# [Problem requirements]
Pick out the lines below that include the string "monica".

>> Begin

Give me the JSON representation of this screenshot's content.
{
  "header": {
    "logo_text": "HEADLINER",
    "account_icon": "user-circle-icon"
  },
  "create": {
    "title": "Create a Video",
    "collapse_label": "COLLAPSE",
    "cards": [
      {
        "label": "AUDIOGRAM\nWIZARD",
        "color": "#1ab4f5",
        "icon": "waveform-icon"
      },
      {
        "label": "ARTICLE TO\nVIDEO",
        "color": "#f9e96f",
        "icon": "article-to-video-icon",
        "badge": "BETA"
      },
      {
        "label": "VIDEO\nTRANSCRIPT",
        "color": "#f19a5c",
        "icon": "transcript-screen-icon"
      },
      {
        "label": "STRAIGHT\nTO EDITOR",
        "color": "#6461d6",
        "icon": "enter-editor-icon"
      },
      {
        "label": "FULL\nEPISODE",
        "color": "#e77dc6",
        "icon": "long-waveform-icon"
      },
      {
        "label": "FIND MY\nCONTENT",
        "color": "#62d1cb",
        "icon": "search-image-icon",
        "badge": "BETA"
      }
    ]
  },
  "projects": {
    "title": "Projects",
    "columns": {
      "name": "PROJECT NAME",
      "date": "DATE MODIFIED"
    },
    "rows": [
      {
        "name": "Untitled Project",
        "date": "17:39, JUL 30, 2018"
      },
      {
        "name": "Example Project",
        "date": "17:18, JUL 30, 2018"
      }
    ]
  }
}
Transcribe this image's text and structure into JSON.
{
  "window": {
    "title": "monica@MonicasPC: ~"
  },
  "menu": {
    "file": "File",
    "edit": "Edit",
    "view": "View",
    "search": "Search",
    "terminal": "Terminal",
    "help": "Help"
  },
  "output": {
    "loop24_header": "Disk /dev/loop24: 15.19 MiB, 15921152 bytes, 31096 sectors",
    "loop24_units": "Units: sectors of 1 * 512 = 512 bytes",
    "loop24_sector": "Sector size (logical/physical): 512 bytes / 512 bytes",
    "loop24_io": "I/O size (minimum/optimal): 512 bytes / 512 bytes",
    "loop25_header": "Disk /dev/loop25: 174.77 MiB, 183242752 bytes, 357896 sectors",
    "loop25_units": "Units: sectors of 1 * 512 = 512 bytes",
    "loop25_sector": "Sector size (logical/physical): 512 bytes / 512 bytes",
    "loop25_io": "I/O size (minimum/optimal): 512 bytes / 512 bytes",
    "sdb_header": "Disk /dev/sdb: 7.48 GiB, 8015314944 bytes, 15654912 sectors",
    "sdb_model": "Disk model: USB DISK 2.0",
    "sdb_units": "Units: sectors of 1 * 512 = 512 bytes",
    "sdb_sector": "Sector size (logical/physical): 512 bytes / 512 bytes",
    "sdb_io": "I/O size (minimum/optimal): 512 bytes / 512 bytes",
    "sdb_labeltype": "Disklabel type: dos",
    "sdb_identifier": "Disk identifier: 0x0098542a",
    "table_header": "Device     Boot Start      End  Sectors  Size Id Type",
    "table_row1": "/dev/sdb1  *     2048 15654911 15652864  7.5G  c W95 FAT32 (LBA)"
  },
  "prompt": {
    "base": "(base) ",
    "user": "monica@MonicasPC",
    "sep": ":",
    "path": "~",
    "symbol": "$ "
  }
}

>> End

# [Answer for this exercise]
    "title": "monica@MonicasPC: ~"
    "user": "monica@MonicasPC",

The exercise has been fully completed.